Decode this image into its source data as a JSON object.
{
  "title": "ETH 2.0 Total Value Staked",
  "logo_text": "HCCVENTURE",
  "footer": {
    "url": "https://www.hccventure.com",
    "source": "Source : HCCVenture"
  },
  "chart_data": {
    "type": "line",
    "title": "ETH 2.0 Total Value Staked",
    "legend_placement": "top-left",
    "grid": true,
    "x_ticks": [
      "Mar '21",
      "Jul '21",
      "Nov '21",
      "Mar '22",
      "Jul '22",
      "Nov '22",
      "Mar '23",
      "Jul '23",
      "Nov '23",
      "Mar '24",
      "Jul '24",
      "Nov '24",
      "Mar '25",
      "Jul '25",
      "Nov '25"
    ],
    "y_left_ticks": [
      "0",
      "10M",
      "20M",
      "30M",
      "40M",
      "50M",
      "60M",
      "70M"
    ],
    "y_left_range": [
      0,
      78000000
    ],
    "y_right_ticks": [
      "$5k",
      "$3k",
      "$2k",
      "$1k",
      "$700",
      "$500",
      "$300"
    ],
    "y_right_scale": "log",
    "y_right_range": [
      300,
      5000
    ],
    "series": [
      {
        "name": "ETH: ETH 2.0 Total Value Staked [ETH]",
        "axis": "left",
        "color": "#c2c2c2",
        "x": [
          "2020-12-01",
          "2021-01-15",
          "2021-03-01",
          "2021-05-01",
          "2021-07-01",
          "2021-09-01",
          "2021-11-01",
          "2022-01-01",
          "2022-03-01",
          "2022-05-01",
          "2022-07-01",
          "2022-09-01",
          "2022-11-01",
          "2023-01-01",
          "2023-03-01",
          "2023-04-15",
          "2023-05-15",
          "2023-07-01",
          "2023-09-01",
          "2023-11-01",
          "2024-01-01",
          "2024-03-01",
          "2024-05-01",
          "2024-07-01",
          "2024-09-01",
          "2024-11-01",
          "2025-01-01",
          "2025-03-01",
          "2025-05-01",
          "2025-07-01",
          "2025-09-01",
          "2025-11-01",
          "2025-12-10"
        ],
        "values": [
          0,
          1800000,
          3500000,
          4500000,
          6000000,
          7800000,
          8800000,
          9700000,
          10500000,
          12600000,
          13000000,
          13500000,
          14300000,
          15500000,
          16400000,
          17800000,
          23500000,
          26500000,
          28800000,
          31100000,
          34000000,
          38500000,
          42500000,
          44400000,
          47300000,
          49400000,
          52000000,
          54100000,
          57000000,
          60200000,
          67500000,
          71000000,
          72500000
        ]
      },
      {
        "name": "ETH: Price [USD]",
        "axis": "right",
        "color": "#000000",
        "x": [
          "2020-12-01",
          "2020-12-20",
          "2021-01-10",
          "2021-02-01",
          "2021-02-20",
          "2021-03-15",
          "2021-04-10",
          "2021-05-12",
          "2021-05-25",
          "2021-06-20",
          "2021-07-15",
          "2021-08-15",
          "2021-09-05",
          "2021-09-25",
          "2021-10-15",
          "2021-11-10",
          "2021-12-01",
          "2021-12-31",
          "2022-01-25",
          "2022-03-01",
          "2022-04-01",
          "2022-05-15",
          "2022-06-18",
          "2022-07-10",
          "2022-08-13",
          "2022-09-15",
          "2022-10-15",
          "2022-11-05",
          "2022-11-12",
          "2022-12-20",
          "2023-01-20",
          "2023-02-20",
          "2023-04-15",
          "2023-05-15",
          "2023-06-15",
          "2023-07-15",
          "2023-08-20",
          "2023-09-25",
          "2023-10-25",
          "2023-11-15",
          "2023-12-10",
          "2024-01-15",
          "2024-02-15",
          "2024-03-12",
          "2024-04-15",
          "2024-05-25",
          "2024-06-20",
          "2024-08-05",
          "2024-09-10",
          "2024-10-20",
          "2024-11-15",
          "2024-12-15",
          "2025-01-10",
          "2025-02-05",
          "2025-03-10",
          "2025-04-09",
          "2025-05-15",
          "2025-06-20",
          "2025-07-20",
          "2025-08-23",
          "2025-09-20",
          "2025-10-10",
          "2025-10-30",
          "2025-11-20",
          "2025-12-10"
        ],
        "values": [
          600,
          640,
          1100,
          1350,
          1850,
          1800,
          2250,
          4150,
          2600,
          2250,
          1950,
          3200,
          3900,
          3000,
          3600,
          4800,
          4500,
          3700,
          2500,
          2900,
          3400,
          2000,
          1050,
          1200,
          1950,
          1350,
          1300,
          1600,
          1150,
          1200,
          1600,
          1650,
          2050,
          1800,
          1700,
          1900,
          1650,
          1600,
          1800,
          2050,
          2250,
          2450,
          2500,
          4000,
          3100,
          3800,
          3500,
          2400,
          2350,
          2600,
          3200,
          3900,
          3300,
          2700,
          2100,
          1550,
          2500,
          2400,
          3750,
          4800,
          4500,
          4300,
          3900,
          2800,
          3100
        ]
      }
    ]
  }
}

▸ **PROBLEM TO SOLVE**
Copy out all of the records above with nothing altered.

▸ **FINISHED EXERCISE**
Decode this image into its source data as a JSON object.
{
  "title": "ETH 2.0 Total Value Staked",
  "logo_text": "HCCVENTURE",
  "footer": {
    "url": "https://www.hccventure.com",
    "source": "Source : HCCVenture"
  },
  "chart_data": {
    "type": "line",
    "title": "ETH 2.0 Total Value Staked",
    "legend_placement": "top-left",
    "grid": true,
    "x_ticks": [
      "Mar '21",
      "Jul '21",
      "Nov '21",
      "Mar '22",
      "Jul '22",
      "Nov '22",
      "Mar '23",
      "Jul '23",
      "Nov '23",
      "Mar '24",
      "Jul '24",
      "Nov '24",
      "Mar '25",
      "Jul '25",
      "Nov '25"
    ],
    "y_left_ticks": [
      "0",
      "10M",
      "20M",
      "30M",
      "40M",
      "50M",
      "60M",
      "70M"
    ],
    "y_left_range": [
      0,
      78000000
    ],
    "y_right_ticks": [
      "$5k",
      "$3k",
      "$2k",
      "$1k",
      "$700",
      "$500",
      "$300"
    ],
    "y_right_scale": "log",
    "y_right_range": [
      300,
      5000
    ],
    "series": [
      {
        "name": "ETH: ETH 2.0 Total Value Staked [ETH]",
        "axis": "left",
        "color": "#c2c2c2",
        "x": [
          "2020-12-01",
          "2021-01-15",
          "2021-03-01",
          "2021-05-01",
          "2021-07-01",
          "2021-09-01",
          "2021-11-01",
          "2022-01-01",
          "2022-03-01",
          "2022-05-01",
          "2022-07-01",
          "2022-09-01",
          "2022-11-01",
          "2023-01-01",
          "2023-03-01",
          "2023-04-15",
          "2023-05-15",
          "2023-07-01",
          "2023-09-01",
          "2023-11-01",
          "2024-01-01",
          "2024-03-01",
          "2024-05-01",
          "2024-07-01",
          "2024-09-01",
          "2024-11-01",
          "2025-01-01",
          "2025-03-01",
          "2025-05-01",
          "2025-07-01",
          "2025-09-01",
          "2025-11-01",
          "2025-12-10"
        ],
        "values": [
          0,
          1800000,
          3500000,
          4500000,
          6000000,
          7800000,
          8800000,
          9700000,
          10500000,
          12600000,
          13000000,
          13500000,
          14300000,
          15500000,
          16400000,
          17800000,
          23500000,
          26500000,
          28800000,
          31100000,
          34000000,
          38500000,
          42500000,
          44400000,
          47300000,
          49400000,
          52000000,
          54100000,
          57000000,
          60200000,
          67500000,
          71000000,
          72500000
        ]
      },
      {
        "name": "ETH: Price [USD]",
        "axis": "right",
        "color": "#000000",
        "x": [
          "2020-12-01",
          "2020-12-20",
          "2021-01-10",
          "2021-02-01",
          "2021-02-20",
          "2021-03-15",
          "2021-04-10",
          "2021-05-12",
          "2021-05-25",
          "2021-06-20",
          "2021-07-15",
          "2021-08-15",
          "2021-09-05",
          "2021-09-25",
          "2021-10-15",
          "2021-11-10",
          "2021-12-01",
          "2021-12-31",
          "2022-01-25",
          "2022-03-01",
          "2022-04-01",
          "2022-05-15",
          "2022-06-18",
          "2022-07-10",
          "2022-08-13",
          "2022-09-15",
          "2022-10-15",
          "2022-11-05",
          "2022-11-12",
          "2022-12-20",
          "2023-01-20",
          "2023-02-20",
          "2023-04-15",
          "2023-05-15",
          "2023-06-15",
          "2023-07-15",
          "2023-08-20",
          "2023-09-25",
          "2023-10-25",
          "2023-11-15",
          "2023-12-10",
          "2024-01-15",
          "2024-02-15",
          "2024-03-12",
          "2024-04-15",
          "2024-05-25",
          "2024-06-20",
          "2024-08-05",
          "2024-09-10",
          "2024-10-20",
          "2024-11-15",
          "2024-12-15",
          "2025-01-10",
          "2025-02-05",
          "2025-03-10",
          "2025-04-09",
          "2025-05-15",
          "2025-06-20",
          "2025-07-20",
          "2025-08-23",
          "2025-09-20",
          "2025-10-10",
          "2025-10-30",
          "2025-11-20",
          "2025-12-10"
        ],
        "values": [
          600,
          640,
          1100,
          1350,
          1850,
          1800,
          2250,
          4150,
          2600,
          2250,
          1950,
          3200,
          3900,
          3000,
          3600,
          4800,
          4500,
          3700,
          2500,
          2900,
          3400,
          2000,
          1050,
          1200,
          1950,
          1350,
          1300,
          1600,
          1150,
          1200,
          1600,
          1650,
          2050,
          1800,
          1700,
          1900,
          1650,
          1600,
          1800,
          2050,
          2250,
          2450,
          2500,
          4000,
          3100,
          3800,
          3500,
          2400,
          2350,
          2600,
          3200,
          3900,
          3300,
          2700,
          2100,
          1550,
          2500,
          2400,
          3750,
          4800,
          4500,
          4300,
          3900,
          2800,
          3100
        ]
      }
    ]
  }
}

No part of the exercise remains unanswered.